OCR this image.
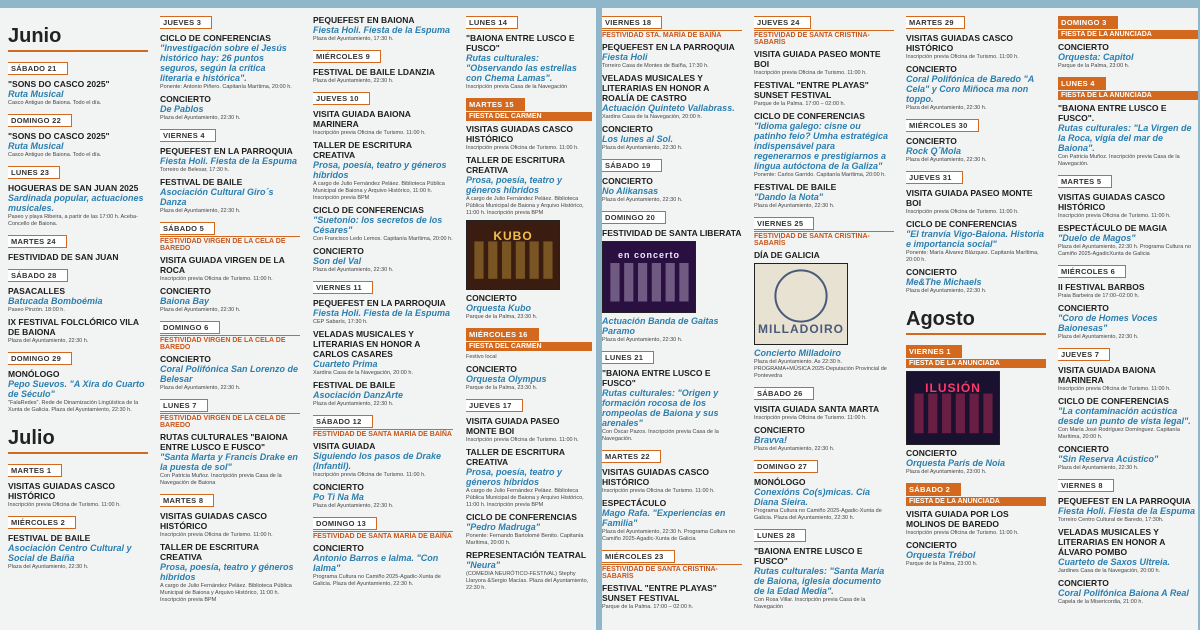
Junio
SÁBADO 21
"SONS DO CASCO 2025"
Ruta Musical
Casco Antiguo de Baiona. Todo el día.
DOMINGO 22
"SONS DO CASCO 2025"
Ruta Musical
Casco Antiguo de Baiona. Todo el día.
LUNES 23
HOGUERAS DE SAN JUAN 2025
Sardinada popular, actuaciones musicales.
Paseo y playa Ribeira, a partir de las 17:00 h. Aceba-Concello de Baiona.
MARTES 24
FESTIVIDAD DE SAN JUAN
SÁBADO 28
PASACALLES
Batucada Bomboémia
Paseo Pinzón. 18:00 h.
IX FESTIVAL FOLCLÓRICO VILA DE BAIONA
Plaza del Ayuntamiento, 22:30 h.
DOMINGO 29
MONÓLOGO
Pepo Suevos. "A Xira do Cuarto de Século"
"FalaRedes". Rede de Dinamización Lingüística de la Xunta de Galicia. Plaza del Ayuntamiento, 22:30 h.
Julio
MARTES 1
VISITAS GUIADAS CASCO HISTÓRICO
Inscripción previa Oficina de Turismo. 11:00 h.
MIÉRCOLES 2
FESTIVAL DE BAILE
Asociación Centro Cultural y Social de Baíña
Plaza del Ayuntamiento, 22:30 h.
JUEVES 3
CICLO DE CONFERENCIAS
"Investigación sobre el Jesús histórico hay: 26 puntos seguros, según la crítica literaria e histórica".
Ponente: Antonio Piñero. Capitanía Marítima, 20:00 h.
CONCIERTO
De Pablos
Plaza del Ayuntamiento, 22:30 h.
VIERNES 4
PEQUEFEST EN LA PARROQUIA
Fiesta Holi. Fiesta de la Espuma
Torreiro de Belesar, 17:30 h.
FESTIVAL DE BAILE
Asociación Cultural Giro´s Danza
Plaza del Ayuntamiento, 22:30 h.
SÁBADO 5
FESTIVIDAD VIRGEN DE LA CELA DE BAREDO
VISITA GUIADA VIRGEN DE LA ROCA
Inscripción previa Oficina de Turismo. 11:00 h.
CONCIERTO
Baiona Bay
Plaza del Ayuntamiento, 22:30 h.
DOMINGO 6
FESTIVIDAD VIRGEN DE LA CELA DE BAREDO
CONCIERTO
Coral Polifónica San Lorenzo de Belesar
Plaza del Ayuntamiento, 22:30 h.
LUNES 7
FESTIVIDAD VIRGEN DE LA CELA DE BAREDO
RUTAS CULTURALES "BAIONA ENTRE LUSCO E FUSCO"
"Santa Marta y Francis Drake en la puesta de sol"
Con Patricia Muñoz. Inscripción previa Casa de la Navegación de Baiona
MARTES 8
VISITAS GUIADAS CASCO HISTÓRICO
Inscripción previa Oficina de Turismo. 11:00 h.
TALLER DE ESCRITURA CREATIVA
Prosa, poesía, teatro y géneros híbridos
A cargo de Julio Fernández Peláez. Biblioteca Pública Municipal de Baiona y Arquivo Histórico, 11:00 h. Inscripción previa BPM
PEQUEFEST EN BAIONA
Fiesta Holi. Fiesta de la Espuma
Plaza del Ayuntamiento, 17:30 h.
MIÉRCOLES 9
FESTIVAL DE BAILE LDANZIA
Plaza del Ayuntamiento, 22:30 h.
JUEVES 10
VISITA GUIADA BAIONA MARINERA
Inscripción previa Oficina de Turismo. 11:00 h.
TALLER DE ESCRITURA CREATIVA
Prosa, poesía, teatro y géneros híbridos
A cargo de Julio Fernández Peláez. Biblioteca Pública Municipal de Baiona y Arquivo Histórico, 11:00 h. Inscripción previa BPM
CICLO DE CONFERENCIAS
"Suetonio: los secretos de los Césares"
Con Francisco Ledo Lemos. Capitanía Marítima, 20:00 h.
CONCIERTO
Son del Val
Plaza del Ayuntamiento, 22:30 h.
VIERNES 11
PEQUEFEST EN LA PARROQUIA
Fiesta Holi. Fiesta de la Espuma
CEP Sabarís, 17:30 h.
VELADAS MUSICALES Y LITERARIAS EN HONOR A CARLOS CASARES
Cuarteto Prima
Xardins Casa de la Navegación, 20:00 h.
FESTIVAL DE BAILE
Asociación DanzArte
Plaza del Ayuntamiento, 22:30 h.
SÁBADO 12
FESTIVIDAD DE SANTA MARÍA DE BAÍÑA
VISITA GUIADA
Siguiendo los pasos de Drake (Infantil).
Inscripción previa Oficina de Turismo. 11:00 h.
CONCIERTO
Po Ti Na Ma
Plaza del Ayuntamiento, 22:30 h.
DOMINGO 13
FESTIVIDAD DE SANTA MARÍA DE BAÍÑA
CONCIERTO
Antonio Barros e Ialma. "Con Ialma"
Programa Cultura no Camiño 2025-Agadic-Xunta de Galicia. Plaza del Ayuntamiento, 22:30 h.
LUNES 14
"BAIONA ENTRE LUSCO E FUSCO"
Rutas culturales: "Observando las estrellas con Chema Lamas".
Inscripción previa Casa de la Navegación
MARTES 15
FIESTA DEL CARMEN
VISITAS GUIADAS CASCO HISTÓRICO
Inscripción previa Oficina de Turismo. 11:00 h.
TALLER DE ESCRITURA CREATIVA
Prosa, poesía, teatro y géneros híbridos
A cargo de Julio Fernández Peláez. Biblioteca Pública Municipal de Baiona y Arquivo Histórico, 11:00 h. Inscripción previa BPM
KUBO
CONCIERTO
Orquesta Kubo
Parque de la Palma, 23:30 h.
MIÉRCOLES 16
FIESTA DEL CARMEN
Festivo local
CONCIERTO
Orquesta Olympus
Parque de la Palma, 23:30 h.
JUEVES 17
VISITA GUIADA PASEO MONTE BOI
Inscripción previa Oficina de Turismo. 11:00 h.
TALLER DE ESCRITURA CREATIVA
Prosa, poesía, teatro y géneros híbridos
A cargo de Julio Fernández Peláez. Biblioteca Pública Municipal de Baiona y Arquivo Histórico, 11:00 h. Inscripción previa BPM
CICLO DE CONFERENCIAS
"Pedro Madruga"
Ponente: Fernando Bartolomé Benito. Capitanía Marítima, 20:00 h.
REPRESENTACIÓN TEATRAL
"Neura"
(COMEDIA NEURÓTICO-FESTIVAL) Stephy Llaryora &Sergio Macías. Plaza del Ayuntamiento, 22:30 h.
VIERNES 18
FESTIVIDAD STA. MARÍA DE BAÍÑA
PEQUEFEST EN LA PARROQUIA
Fiesta Holi
Torreiro Casa de Montes de Baíña, 17:30 h.
VELADAS MUSICALES Y LITERARIAS EN HONOR A ROALÍA DE CASTRO
Actuación Quinteto Vallabrass.
Xardins Casa de la Navegación, 20:00 h.
CONCIERTO
Los lunes al Sol.
Plaza del Ayuntamiento, 22:30 h.
SÁBADO 19
CONCIERTO
No Alikansas
Plaza del Ayuntamiento, 22:30 h.
DOMINGO 20
FESTIVIDAD DE SANTA LIBERATA
en concerto
Actuación Banda de Gaitas Paramo
Plaza del Ayuntamiento, 22:30 h.
LUNES 21
"BAIONA ENTRE LUSCO E FUSCO"
Rutas culturales: "Origen y formación rocosa de los rompeolas de Baiona y sus arenales"
Con Óscar Pazos. Inscripción previa Casa de la Navegación.
MARTES 22
VISITAS GUIADAS CASCO HISTÓRICO
Inscripción previa Oficina de Turismo. 11:00 h.
ESPECTÁCULO
Mago Rafa. "Experiencias en Familia"
Plaza del Ayuntamiento, 22:30 h. Programa Cultura no Camiño 2025-Agadic-Xunta de Galicia
MIÉRCOLES 23
FESTIVIDAD DE SANTA CRISTINA-SABARÍS
FESTIVAL "ENTRE PLAYAS" SUNSET FESTIVAL
Parque de la Palma. 17:00 – 02:00 h.
JUEVES 24
FESTIVIDAD DE SANTA CRISTINA-SABARÍS
VISITA GUIADA PASEO MONTE BOI
Inscripción previa Oficina de Turismo. 11:00 h.
FESTIVAL "ENTRE PLAYAS" SUNSET FESTIVAL
Parque de la Palma. 17:00 – 02:00 h.
CICLO DE CONFERENCIAS
"Idioma galego: cisne ou patinho feio? Umha estratégica indispensável para regenerarnos e prestigiarnos a língua autóctona de la Galiza"
Ponente: Carlos Garrido. Capitanía Marítima, 20:00 h.
FESTIVAL DE BAILE
"Dando la Nota"
Plaza del Ayuntamiento, 22:30 h.
VIERNES 25
FESTIVIDAD DE SANTA CRISTINA-SABARÍS
DÍA DE GALICIA
MILLADOIRO
Concierto Milladoiro
Plaza del Ayuntamiento. As 22:30 h. PROGRAMA+MÚSICA 2025-Deputación Provincial de Pontevedra
SÁBADO 26
VISITA GUIADA SANTA MARTA
Inscripción previa Oficina de Turismo. 11:00 h.
CONCIERTO
Bravva!
Plaza del Ayuntamiento, 22:30 h.
DOMINGO 27
MONÓLOGO
Conexións Co(s)micas. Cía Diana Sieira.
Programa Cultura no Camiño 2025-Agadic-Xunta de Galicia. Plaza del Ayuntamiento, 22:30 h.
LUNES 28
"BAIONA ENTRE LUSCO E FUSCO"
Rutas culturales: "Santa María de Baiona, iglesia documento de la Edad Media".
Con Rosa Villar. Inscripción previa Casa de la Navegación
MARTES 29
VISITAS GUIADAS CASCO HISTÓRICO
Inscripción previa Oficina de Turismo. 11:00 h.
CONCIERTO
Coral Polifónica de Baredo "A Cela" y Coro Miñoca ma non toppo.
Plaza del Ayuntamiento, 22:30 h.
MIÉRCOLES 30
CONCIERTO
Rock Q´Mola
Plaza del Ayuntamiento, 22:30 h.
JUEVES 31
VISITA GUIADA PASEO MONTE BOI
Inscripción previa Oficina de Turismo. 11:00 h.
CICLO DE CONFERENCIAS
"El tranvía Vigo-Baiona. Historia e importancia social"
Ponente: María Álvarez Blázquez. Capitanía Marítima, 20:00 h.
CONCIERTO
Me&The Michaels
Plaza del Ayuntamiento, 22:30 h.
Agosto
VIERNES 1
FIESTA DE LA ANUNCIADA
ILUSIÓN
CONCIERTO
Orquesta París de Noia
Plaza del Ayuntamiento, 23:00 h.
SÁBADO 2
FIESTA DE LA ANUNCIADA
VISITA GUIADA POR LOS MOLINOS DE BAREDO
Inscripción previa Oficina de Turismo. 11:00 h.
CONCIERTO
Orquesta Trébol
Parque de la Palma, 23:00 h.
DOMINGO 3
FIESTA DE LA ANUNCIADA
CONCIERTO
Orquesta: Capitol
Parque de la Palma, 23:00 h.
LUNES 4
FIESTA DE LA ANUNCIADA
"BAIONA ENTRE LUSCO E FUSCO".
Rutas culturales: "La Virgen de la Roca, vigía del mar de Baiona".
Con Patricia Muñoz. Inscripción previa Casa de la Navegación.
MARTES 5
VISITAS GUIADAS CASCO HISTÓRICO
Inscripción previa Oficina de Turismo. 11:00 h.
ESPECTÁCULO DE MAGIA
"Duelo de Magos"
Plaza del Ayuntamiento, 22:30 h. Programa Cultura no Camiño 2025-AgadicXunta de Galicia
MIÉRCOLES 6
II FESTIVAL BARBOS
Praia Barbeira de 17:00–02:00 h.
CONCIERTO
"Coro de Homes Voces Baionesas"
Plaza del Ayuntamiento, 22:30 h.
JUEVES 7
VISITA GUIADA BAIONA MARINERA
Inscripción previa Oficina de Turismo. 11:00 h.
CICLO DE CONFERENCIAS
"La contaminación acústica desde un punto de vista legal".
Con María José Rodríguez Domínguez. Capitanía Marítima, 20:00 h.
CONCIERTO
"Sin Reserva Acústico"
Plaza del Ayuntamiento, 22:30 h.
VIERNES 8
PEQUEFEST EN LA PARROQUIA
Fiesta Holi. Fiesta de la Espuma
Torreiro Centro Cultural de Baredo, 17:30h.
VELADAS MUSICALES Y LITERARIAS EN HONOR A ÁLVARO POMBO
Cuarteto de Saxos Ultreia.
Jardines Casa de la Navegación, 20:00 h.
CONCIERTO
Coral Polifónica Baiona A Real
Capela de la Misericordia, 21:00 h.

==========

Count how many lines in the data contain the word "Coral", giving the number without comment.

**The answer**
3